● **Problem statement**: Below are the records; collect from them each line containing the string "this".

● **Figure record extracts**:
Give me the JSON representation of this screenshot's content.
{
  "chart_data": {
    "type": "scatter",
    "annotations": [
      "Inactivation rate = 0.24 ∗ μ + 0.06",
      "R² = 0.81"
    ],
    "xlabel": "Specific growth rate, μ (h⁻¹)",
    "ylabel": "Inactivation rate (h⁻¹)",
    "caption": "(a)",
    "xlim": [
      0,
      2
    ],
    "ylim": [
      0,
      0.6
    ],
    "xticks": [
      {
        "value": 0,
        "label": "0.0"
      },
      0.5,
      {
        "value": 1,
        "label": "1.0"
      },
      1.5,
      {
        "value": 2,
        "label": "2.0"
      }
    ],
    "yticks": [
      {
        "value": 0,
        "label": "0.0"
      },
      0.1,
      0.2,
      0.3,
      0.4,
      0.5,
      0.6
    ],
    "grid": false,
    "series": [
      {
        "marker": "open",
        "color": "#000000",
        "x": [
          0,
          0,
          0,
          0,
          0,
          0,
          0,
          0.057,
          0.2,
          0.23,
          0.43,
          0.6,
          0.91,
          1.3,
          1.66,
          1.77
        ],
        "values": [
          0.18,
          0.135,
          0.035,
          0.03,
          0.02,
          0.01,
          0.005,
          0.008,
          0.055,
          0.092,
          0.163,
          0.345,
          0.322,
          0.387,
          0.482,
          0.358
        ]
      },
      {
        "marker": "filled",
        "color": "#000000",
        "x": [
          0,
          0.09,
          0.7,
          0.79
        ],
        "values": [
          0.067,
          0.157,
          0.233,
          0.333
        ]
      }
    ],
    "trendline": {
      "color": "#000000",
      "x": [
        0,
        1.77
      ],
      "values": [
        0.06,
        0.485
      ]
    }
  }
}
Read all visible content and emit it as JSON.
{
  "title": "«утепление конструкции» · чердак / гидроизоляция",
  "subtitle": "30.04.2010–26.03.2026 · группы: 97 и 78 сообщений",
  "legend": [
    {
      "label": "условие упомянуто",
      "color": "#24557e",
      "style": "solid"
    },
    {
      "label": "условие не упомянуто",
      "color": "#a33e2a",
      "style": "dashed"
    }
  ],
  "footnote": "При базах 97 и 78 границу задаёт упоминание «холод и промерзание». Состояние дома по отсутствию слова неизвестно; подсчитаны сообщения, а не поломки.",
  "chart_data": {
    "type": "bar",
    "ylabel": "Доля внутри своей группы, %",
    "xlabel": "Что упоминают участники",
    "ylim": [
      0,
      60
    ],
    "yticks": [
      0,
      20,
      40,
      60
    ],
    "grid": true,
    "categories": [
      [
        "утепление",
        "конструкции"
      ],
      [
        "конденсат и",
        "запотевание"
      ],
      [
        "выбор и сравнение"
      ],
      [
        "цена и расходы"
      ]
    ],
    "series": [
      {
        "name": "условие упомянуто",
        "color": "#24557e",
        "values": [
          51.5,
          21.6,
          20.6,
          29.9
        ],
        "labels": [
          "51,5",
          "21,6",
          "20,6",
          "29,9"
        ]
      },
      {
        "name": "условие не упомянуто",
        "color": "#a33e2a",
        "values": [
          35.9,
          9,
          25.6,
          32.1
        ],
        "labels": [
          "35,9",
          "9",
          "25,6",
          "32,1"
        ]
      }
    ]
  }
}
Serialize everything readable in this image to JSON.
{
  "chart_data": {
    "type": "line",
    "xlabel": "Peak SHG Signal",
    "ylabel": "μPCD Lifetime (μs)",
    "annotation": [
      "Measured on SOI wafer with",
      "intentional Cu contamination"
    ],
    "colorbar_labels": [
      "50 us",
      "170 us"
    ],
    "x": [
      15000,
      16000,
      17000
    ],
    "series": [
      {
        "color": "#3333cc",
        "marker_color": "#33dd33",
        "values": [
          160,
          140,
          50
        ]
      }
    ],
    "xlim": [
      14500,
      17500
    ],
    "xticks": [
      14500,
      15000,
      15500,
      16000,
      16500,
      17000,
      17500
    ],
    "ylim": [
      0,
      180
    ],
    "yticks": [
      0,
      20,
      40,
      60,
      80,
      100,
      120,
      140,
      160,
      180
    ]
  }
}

● **Solution to the problem**:
Give me the JSON representation of this screenshot's content.
Serialize everything readable in this image to JSON.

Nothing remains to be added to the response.